» Exercise prompt:
Copy every line in which the string "numbers" occurs.
╭─ Stored records
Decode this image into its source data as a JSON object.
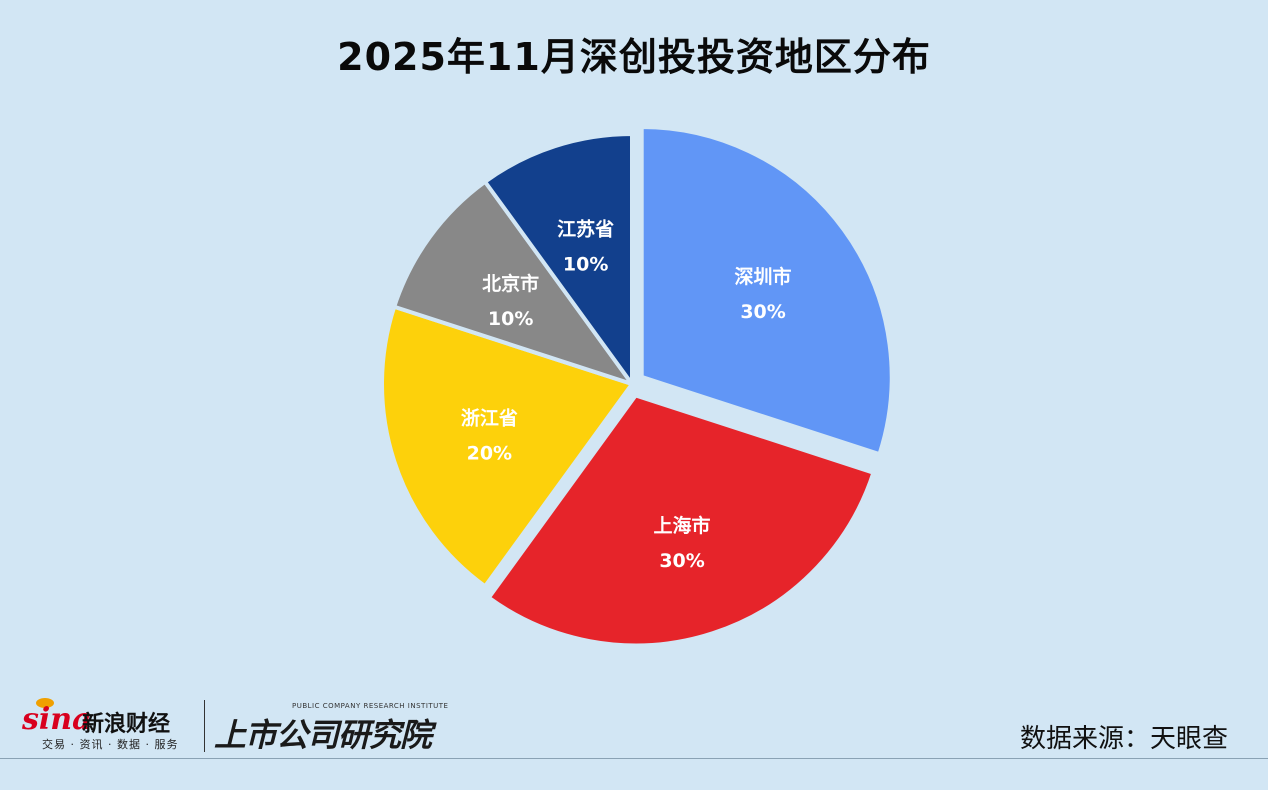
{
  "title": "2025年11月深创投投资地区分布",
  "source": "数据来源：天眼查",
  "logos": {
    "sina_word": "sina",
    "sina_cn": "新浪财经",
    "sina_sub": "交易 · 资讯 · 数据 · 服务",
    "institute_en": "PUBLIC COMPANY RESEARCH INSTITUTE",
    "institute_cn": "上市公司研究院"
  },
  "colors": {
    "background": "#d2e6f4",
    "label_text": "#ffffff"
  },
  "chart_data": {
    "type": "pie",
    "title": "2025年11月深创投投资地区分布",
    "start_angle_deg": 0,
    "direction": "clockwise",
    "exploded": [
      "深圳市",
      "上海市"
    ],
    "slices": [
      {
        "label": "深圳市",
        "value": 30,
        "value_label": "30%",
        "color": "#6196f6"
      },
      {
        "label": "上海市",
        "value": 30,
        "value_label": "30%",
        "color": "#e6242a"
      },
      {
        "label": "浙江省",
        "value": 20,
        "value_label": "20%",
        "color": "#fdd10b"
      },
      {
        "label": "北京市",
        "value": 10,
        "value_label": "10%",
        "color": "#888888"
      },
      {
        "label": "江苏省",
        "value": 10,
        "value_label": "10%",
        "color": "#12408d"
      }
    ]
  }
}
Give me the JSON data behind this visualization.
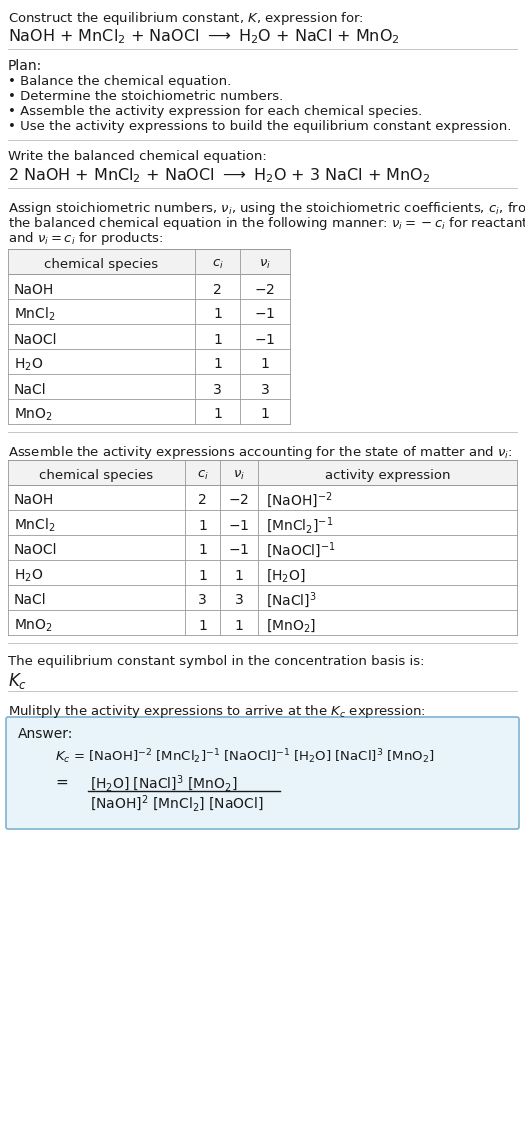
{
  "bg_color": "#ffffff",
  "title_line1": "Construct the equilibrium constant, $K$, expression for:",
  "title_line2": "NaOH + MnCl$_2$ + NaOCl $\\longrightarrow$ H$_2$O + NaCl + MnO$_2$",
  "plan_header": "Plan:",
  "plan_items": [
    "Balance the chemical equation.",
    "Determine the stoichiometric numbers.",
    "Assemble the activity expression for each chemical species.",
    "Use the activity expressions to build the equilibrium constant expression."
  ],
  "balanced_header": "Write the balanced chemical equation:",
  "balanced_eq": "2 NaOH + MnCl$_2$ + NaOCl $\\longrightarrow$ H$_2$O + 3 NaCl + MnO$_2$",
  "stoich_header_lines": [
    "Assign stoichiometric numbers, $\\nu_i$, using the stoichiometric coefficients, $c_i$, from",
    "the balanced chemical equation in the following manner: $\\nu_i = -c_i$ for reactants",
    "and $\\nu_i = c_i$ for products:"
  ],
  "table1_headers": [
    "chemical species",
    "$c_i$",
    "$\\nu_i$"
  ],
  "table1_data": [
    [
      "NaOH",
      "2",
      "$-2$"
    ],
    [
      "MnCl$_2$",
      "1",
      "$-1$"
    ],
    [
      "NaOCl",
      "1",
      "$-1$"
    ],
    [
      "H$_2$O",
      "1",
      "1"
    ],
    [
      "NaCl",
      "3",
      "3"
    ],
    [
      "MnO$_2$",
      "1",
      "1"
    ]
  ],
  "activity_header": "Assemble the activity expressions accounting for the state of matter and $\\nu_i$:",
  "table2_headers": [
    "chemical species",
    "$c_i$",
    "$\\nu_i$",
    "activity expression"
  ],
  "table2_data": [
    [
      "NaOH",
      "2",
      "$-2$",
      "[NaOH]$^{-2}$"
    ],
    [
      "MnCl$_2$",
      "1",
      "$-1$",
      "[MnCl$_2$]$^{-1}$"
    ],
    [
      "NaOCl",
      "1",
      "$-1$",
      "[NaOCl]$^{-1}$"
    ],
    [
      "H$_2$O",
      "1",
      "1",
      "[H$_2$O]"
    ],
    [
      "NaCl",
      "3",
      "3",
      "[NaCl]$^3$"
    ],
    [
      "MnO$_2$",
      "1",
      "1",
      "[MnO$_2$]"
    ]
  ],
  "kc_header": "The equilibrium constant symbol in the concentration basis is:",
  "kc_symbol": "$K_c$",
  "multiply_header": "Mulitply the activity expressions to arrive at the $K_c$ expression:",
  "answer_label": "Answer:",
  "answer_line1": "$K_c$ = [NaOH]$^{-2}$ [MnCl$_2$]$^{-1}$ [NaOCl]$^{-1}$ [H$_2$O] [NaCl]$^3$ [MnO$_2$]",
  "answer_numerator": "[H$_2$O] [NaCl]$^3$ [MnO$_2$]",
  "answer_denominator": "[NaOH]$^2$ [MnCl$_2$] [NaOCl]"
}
╰─
» Finished answer:
    "Determine the stoichiometric numbers.",
    "Assign stoichiometric numbers, $\\nu_i$, using the stoichiometric coefficients, $c_i$, from",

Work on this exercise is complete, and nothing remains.